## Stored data
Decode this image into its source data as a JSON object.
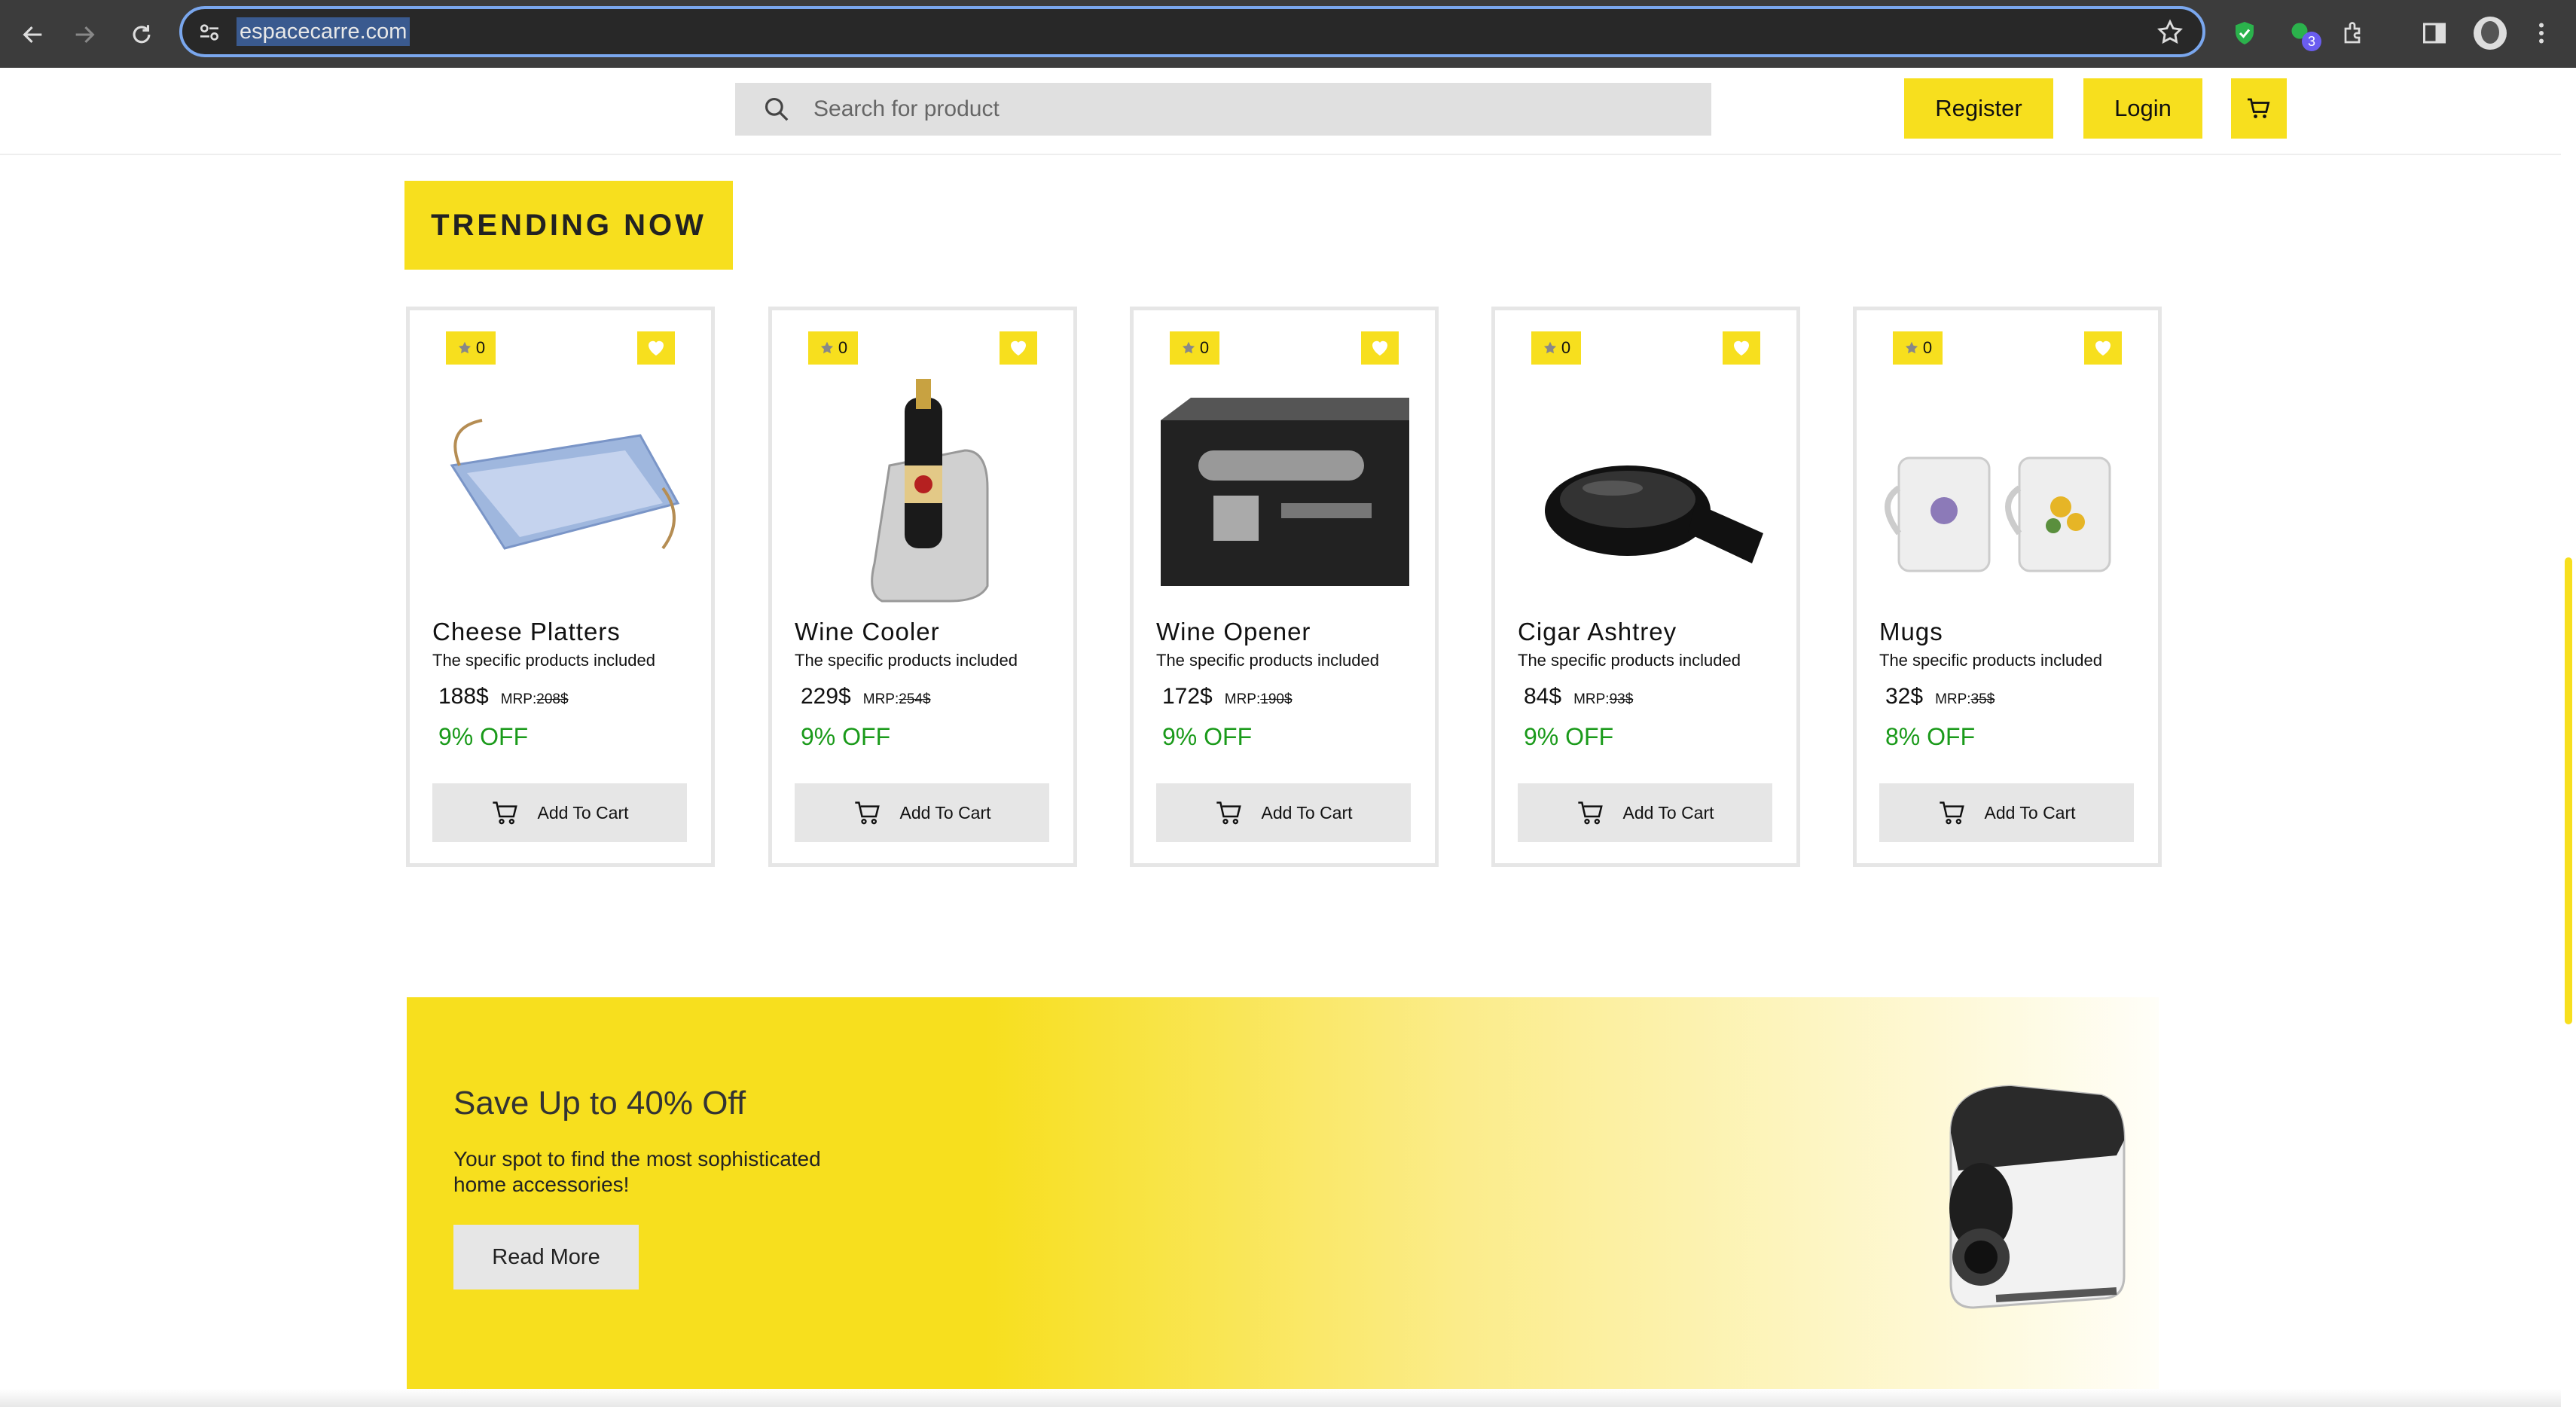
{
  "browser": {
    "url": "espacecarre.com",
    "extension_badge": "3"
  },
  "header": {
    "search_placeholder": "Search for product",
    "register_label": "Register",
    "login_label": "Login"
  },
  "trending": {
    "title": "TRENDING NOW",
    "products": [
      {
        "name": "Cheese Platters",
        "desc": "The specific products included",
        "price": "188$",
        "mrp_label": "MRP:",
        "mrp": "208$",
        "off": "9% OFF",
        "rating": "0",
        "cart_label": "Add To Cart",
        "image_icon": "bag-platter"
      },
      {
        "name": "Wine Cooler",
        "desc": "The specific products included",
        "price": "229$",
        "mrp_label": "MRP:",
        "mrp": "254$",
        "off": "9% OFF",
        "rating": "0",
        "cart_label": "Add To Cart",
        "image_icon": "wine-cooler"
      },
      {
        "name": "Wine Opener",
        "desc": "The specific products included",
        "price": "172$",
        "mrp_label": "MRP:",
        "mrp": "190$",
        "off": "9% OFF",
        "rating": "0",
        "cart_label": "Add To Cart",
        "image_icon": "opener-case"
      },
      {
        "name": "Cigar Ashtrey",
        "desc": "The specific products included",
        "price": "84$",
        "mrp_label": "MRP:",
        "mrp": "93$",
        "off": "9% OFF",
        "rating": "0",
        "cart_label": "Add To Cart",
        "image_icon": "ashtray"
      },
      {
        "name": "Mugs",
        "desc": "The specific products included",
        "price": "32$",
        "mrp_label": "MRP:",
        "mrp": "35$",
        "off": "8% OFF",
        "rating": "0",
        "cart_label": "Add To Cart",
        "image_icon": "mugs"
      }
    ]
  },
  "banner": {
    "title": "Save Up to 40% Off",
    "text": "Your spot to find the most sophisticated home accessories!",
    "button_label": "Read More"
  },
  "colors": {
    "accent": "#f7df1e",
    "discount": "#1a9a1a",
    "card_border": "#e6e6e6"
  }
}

## TASK
Which lines contain "name"? Copy each of them out.

## EXERCISE RESPONSE
        "name": "Cheese Platters",
        "name": "Wine Cooler",
        "name": "Wine Opener",
        "name": "Cigar Ashtrey",
        "name": "Mugs",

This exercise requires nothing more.